Extracted data entries
================================
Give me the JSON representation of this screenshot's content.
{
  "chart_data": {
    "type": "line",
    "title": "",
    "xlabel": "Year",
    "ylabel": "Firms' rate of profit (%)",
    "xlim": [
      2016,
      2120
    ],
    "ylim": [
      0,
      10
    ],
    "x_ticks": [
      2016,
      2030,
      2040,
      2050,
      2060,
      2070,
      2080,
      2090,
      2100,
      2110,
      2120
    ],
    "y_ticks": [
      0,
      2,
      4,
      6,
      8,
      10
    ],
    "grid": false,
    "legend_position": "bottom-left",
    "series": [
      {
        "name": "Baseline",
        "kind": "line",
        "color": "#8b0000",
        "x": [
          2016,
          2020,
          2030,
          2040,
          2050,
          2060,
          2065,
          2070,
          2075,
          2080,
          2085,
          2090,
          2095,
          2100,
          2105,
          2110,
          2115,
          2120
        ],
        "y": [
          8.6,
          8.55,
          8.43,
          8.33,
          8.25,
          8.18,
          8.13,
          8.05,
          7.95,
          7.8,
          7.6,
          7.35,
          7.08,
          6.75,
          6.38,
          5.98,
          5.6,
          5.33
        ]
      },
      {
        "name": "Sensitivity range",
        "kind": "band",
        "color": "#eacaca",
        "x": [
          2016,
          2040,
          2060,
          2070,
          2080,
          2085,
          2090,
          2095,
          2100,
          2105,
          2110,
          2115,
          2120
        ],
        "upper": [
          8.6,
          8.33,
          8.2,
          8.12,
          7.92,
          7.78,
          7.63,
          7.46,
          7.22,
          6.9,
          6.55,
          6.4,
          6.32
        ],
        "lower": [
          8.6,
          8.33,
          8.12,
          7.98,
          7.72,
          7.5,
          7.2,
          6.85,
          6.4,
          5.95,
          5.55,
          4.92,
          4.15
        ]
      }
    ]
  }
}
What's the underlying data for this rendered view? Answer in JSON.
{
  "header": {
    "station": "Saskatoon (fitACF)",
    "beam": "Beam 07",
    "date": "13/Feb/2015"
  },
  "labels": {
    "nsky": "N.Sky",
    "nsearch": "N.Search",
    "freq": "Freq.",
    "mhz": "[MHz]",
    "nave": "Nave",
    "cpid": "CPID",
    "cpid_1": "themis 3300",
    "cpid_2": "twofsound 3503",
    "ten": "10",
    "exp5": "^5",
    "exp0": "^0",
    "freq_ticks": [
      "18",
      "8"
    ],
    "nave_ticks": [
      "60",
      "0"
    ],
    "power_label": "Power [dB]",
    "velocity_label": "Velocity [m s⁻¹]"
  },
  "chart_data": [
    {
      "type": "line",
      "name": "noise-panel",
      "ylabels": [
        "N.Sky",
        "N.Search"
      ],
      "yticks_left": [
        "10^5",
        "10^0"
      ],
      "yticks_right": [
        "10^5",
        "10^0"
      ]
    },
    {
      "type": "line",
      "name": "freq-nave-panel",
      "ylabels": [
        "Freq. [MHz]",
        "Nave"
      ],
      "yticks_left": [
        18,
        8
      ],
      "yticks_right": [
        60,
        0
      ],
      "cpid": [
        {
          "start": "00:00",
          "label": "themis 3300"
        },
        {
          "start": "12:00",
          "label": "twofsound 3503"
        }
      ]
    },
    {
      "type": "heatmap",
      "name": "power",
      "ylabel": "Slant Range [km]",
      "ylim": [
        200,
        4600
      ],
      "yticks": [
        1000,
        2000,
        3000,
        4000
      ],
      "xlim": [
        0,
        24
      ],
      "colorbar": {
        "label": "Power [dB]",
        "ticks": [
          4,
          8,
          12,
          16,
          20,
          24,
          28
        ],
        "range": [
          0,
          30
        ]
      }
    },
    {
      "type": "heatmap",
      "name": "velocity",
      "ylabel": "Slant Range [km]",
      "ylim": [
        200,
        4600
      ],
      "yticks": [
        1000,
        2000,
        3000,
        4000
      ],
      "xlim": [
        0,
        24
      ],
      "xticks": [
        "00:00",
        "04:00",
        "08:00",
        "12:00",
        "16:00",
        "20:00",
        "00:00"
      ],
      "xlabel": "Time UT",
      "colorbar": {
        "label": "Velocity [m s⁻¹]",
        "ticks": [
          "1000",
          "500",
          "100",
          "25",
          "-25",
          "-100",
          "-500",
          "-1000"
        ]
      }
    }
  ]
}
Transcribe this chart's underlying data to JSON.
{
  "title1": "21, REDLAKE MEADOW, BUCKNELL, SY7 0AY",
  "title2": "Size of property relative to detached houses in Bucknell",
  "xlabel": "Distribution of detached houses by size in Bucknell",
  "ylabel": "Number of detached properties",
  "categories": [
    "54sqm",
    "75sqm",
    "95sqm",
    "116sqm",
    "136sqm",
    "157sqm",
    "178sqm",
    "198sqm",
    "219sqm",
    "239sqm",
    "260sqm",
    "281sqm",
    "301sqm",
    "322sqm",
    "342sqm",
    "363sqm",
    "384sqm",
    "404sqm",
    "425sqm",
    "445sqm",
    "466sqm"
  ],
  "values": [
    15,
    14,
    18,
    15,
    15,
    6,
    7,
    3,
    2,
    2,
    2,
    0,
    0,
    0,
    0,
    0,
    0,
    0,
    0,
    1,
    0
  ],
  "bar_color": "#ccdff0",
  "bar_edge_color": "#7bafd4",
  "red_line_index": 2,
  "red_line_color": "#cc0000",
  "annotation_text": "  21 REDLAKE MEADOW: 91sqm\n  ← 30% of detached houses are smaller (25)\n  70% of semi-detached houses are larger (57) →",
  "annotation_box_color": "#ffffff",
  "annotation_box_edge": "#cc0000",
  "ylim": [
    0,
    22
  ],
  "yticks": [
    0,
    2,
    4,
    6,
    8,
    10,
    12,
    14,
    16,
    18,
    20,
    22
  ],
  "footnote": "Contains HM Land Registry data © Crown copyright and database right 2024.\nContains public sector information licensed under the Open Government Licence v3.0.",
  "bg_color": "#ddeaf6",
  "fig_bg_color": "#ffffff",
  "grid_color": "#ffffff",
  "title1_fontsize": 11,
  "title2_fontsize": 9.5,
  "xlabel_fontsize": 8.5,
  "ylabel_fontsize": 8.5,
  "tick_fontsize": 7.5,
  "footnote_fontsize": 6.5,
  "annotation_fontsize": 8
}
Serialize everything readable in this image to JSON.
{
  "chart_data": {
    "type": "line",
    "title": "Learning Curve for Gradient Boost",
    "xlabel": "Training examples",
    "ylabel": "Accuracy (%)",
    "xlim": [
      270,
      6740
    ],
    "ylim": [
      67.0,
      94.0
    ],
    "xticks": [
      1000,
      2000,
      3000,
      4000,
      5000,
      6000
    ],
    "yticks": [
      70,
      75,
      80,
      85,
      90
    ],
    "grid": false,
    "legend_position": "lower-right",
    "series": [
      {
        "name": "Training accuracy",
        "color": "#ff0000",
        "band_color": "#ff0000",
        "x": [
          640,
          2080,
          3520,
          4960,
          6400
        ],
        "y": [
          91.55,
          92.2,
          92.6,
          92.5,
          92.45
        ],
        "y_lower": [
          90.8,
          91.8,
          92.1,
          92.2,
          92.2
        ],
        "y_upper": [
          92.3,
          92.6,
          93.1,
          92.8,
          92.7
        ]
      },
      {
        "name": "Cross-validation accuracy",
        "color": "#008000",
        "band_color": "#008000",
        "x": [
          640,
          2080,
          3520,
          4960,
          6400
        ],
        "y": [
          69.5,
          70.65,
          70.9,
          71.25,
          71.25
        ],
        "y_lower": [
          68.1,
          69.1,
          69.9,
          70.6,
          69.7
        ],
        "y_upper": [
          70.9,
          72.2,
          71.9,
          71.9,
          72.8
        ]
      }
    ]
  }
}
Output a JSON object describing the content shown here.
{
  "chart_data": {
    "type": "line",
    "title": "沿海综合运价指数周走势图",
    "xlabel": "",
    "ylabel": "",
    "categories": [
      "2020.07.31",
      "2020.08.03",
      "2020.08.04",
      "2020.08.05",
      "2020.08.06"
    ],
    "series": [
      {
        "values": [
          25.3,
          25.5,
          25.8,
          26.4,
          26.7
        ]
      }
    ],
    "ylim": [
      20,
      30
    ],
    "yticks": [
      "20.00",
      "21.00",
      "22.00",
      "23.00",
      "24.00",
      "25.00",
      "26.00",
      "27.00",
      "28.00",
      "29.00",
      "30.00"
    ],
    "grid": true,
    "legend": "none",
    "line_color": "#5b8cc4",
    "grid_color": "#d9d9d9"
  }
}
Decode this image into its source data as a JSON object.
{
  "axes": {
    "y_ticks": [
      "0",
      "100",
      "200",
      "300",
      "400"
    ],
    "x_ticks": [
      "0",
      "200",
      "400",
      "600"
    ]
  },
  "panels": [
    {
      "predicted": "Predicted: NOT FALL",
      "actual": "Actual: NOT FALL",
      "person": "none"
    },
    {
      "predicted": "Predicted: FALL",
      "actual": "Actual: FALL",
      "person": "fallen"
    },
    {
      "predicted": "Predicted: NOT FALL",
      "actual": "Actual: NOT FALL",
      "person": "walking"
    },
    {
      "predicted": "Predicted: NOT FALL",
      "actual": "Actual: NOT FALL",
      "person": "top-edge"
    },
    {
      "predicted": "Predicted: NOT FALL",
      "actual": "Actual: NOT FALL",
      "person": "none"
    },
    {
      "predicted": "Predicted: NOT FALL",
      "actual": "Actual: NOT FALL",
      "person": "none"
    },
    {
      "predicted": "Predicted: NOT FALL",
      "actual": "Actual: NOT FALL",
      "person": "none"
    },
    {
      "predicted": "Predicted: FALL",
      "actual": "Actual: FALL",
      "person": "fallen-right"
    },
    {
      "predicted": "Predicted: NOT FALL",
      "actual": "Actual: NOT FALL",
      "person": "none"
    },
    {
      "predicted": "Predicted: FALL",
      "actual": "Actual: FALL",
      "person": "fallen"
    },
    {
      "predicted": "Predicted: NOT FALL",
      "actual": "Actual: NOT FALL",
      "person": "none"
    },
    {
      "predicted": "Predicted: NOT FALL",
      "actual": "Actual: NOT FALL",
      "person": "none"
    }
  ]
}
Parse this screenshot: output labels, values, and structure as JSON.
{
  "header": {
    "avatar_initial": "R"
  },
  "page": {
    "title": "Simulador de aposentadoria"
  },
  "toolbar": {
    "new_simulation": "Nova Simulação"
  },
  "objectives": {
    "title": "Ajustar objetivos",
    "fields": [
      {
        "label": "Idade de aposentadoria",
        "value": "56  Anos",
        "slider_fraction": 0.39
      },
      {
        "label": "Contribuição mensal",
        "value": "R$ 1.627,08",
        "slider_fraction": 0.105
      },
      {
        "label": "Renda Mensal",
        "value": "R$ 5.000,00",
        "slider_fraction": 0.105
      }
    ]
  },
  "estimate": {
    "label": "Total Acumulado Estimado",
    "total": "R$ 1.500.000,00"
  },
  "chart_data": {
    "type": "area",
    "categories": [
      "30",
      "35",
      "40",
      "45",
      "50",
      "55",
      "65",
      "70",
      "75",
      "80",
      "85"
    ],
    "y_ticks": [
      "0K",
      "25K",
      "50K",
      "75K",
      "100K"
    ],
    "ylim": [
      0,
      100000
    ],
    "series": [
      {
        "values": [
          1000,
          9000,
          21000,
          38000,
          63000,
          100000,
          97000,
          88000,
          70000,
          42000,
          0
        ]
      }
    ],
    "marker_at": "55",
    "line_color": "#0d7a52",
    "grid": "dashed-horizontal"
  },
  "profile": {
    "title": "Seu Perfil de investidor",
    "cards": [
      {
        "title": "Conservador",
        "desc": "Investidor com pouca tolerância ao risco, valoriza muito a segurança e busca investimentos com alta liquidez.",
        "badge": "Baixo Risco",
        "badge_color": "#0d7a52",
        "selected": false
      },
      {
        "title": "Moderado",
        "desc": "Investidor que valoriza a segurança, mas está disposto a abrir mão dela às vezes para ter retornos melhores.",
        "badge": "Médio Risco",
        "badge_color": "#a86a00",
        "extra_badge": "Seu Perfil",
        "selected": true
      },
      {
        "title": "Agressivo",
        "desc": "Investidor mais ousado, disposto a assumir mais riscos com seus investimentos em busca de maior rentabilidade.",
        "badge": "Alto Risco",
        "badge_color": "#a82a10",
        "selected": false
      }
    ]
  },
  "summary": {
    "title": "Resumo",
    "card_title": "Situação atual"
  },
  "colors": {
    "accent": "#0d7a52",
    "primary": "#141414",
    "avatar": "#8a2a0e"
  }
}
================================
[Goal] What count of lines in the listing contain the word "underlying"? Reply with the number only.

[Full answer] 2